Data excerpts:
** START **

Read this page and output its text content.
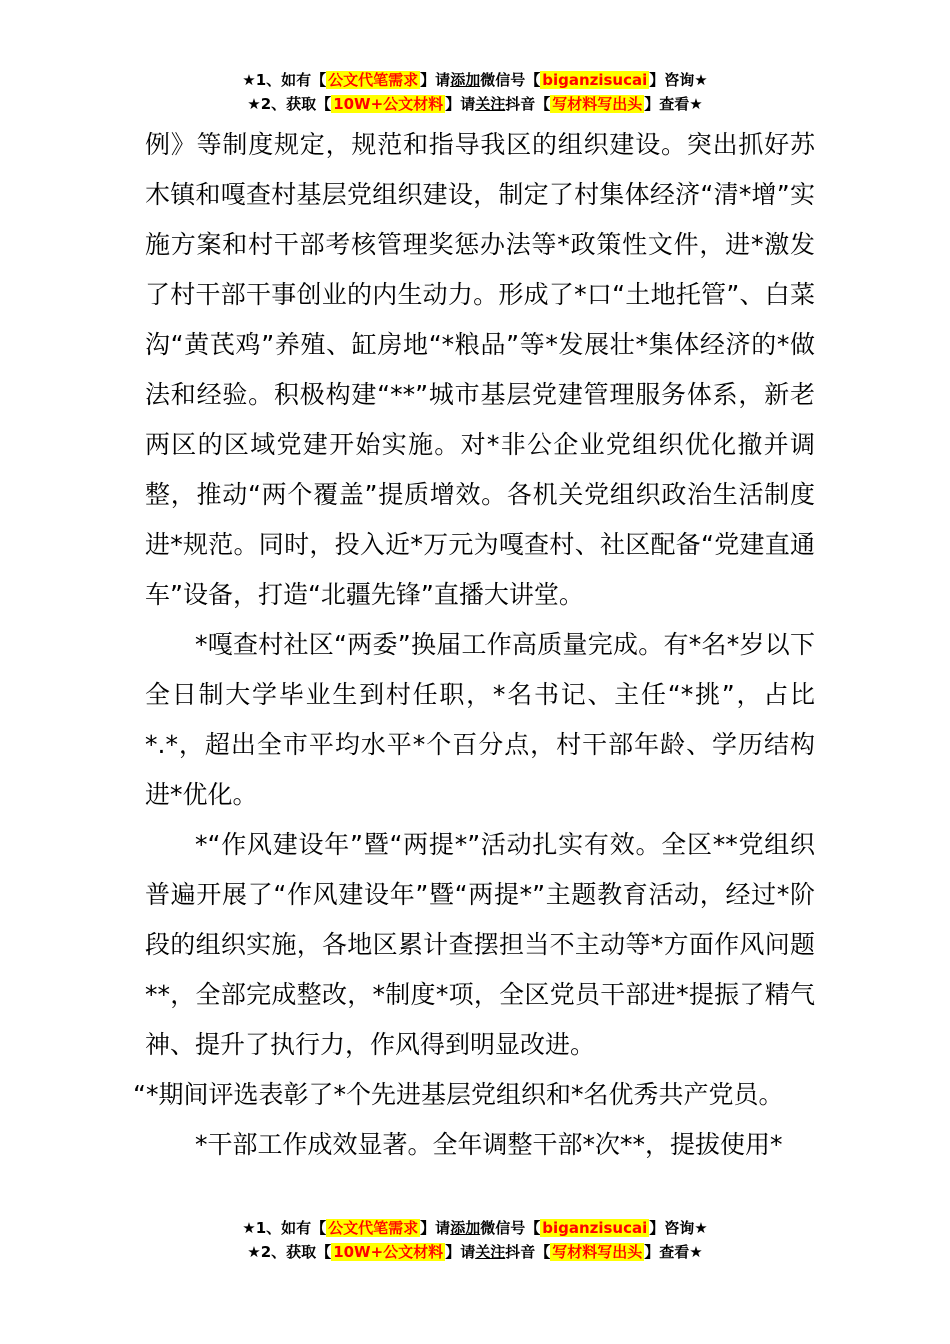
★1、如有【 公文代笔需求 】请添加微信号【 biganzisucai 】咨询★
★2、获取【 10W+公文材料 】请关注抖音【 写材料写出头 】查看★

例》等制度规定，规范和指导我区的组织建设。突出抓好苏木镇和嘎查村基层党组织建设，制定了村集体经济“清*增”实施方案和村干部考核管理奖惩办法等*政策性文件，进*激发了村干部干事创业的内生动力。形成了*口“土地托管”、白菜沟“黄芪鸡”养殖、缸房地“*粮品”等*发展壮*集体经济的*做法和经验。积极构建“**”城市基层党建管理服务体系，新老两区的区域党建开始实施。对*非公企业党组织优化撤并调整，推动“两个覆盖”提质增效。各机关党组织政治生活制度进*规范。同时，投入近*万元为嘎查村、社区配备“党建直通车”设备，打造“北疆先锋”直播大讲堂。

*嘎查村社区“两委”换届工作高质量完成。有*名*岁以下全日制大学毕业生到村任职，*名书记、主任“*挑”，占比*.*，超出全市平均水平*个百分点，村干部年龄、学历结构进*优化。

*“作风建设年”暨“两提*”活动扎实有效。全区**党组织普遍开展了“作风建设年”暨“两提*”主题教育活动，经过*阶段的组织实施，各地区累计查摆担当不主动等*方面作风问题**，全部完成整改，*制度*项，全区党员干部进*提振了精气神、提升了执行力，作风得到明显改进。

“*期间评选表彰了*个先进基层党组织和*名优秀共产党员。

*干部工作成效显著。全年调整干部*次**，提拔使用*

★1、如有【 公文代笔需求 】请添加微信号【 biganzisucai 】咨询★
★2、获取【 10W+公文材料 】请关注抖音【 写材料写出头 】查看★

** END **
** START **

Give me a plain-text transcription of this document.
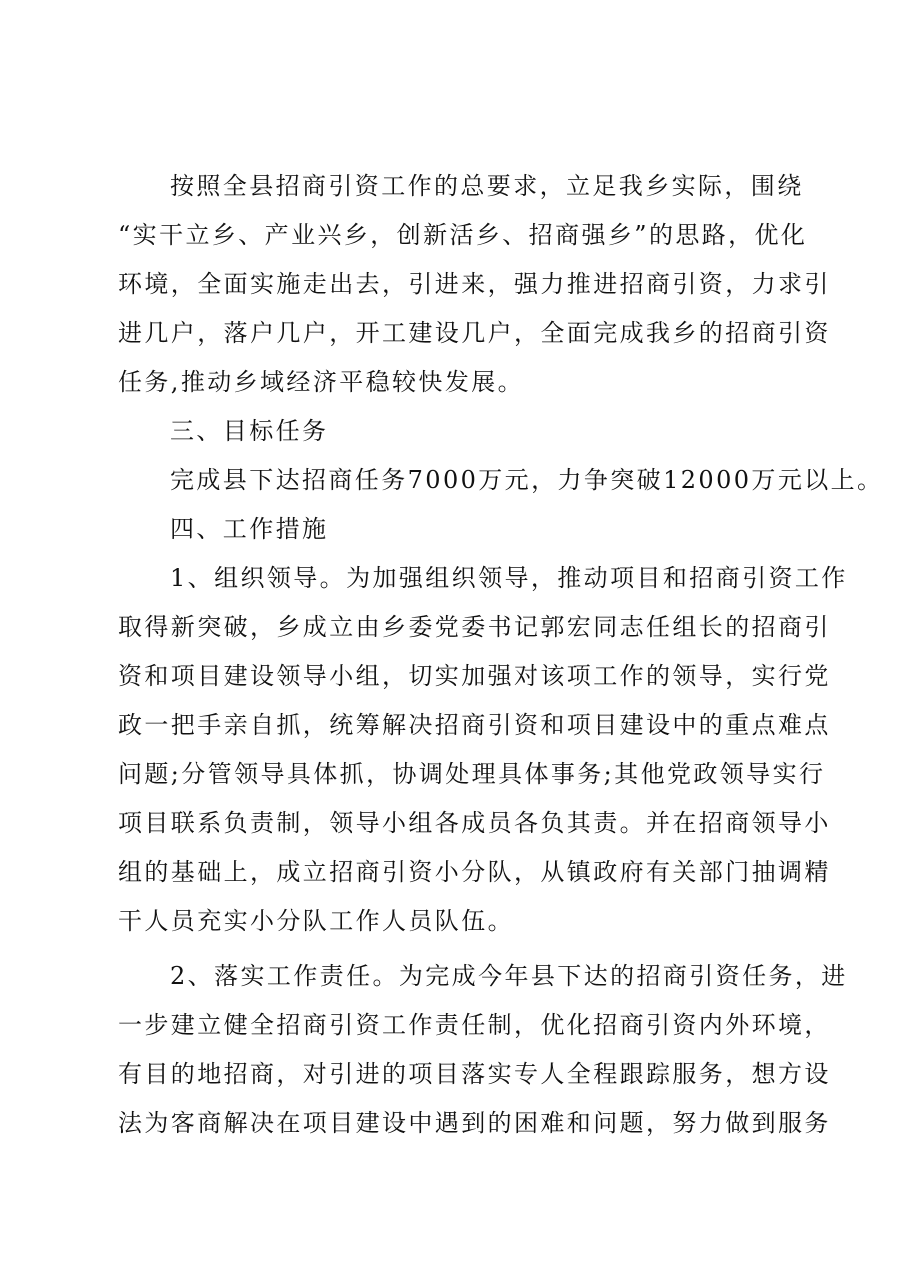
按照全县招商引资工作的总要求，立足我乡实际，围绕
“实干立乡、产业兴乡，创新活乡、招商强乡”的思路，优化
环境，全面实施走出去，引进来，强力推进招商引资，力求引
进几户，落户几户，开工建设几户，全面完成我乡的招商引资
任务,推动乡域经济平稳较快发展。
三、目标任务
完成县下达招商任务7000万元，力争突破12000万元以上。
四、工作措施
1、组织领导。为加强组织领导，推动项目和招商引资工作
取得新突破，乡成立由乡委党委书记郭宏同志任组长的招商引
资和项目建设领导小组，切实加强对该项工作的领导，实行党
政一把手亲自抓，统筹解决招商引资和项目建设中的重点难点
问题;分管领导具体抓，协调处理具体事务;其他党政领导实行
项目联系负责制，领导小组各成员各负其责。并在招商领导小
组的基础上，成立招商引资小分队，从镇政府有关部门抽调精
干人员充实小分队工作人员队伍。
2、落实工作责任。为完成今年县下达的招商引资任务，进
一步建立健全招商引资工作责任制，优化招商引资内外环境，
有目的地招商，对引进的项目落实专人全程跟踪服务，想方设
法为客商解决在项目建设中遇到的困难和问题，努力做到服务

** END **
** START **

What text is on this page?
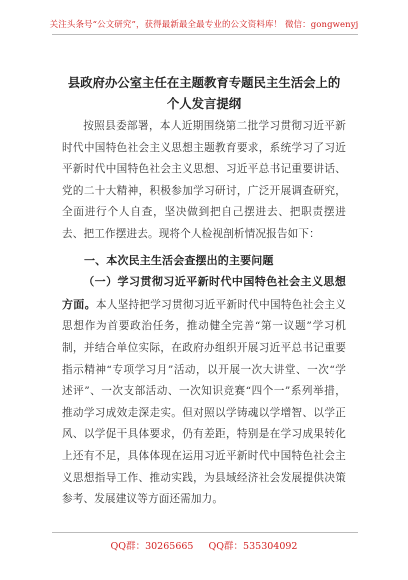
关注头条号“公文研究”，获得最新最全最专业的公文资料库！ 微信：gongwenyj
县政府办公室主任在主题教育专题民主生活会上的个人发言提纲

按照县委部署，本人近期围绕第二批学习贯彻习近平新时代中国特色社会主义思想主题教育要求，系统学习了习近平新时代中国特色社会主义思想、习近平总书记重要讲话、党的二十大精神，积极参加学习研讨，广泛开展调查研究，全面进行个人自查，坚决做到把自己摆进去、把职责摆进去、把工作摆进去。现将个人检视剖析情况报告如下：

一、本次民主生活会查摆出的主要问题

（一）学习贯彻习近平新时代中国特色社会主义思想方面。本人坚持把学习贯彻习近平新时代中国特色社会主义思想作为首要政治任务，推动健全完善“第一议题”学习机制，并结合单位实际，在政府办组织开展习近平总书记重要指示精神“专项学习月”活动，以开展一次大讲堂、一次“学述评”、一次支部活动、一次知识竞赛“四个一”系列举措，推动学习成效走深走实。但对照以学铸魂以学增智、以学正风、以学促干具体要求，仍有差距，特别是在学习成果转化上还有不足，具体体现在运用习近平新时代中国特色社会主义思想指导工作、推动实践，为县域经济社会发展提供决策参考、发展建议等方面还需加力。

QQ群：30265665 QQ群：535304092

** END **

#### JOB:
Check every line for "this" and show the ones that have it.

#### OUTPUT BELOW:
Read this page and output its text content.
Give me a plain-text transcription of this document.
What text is on this page?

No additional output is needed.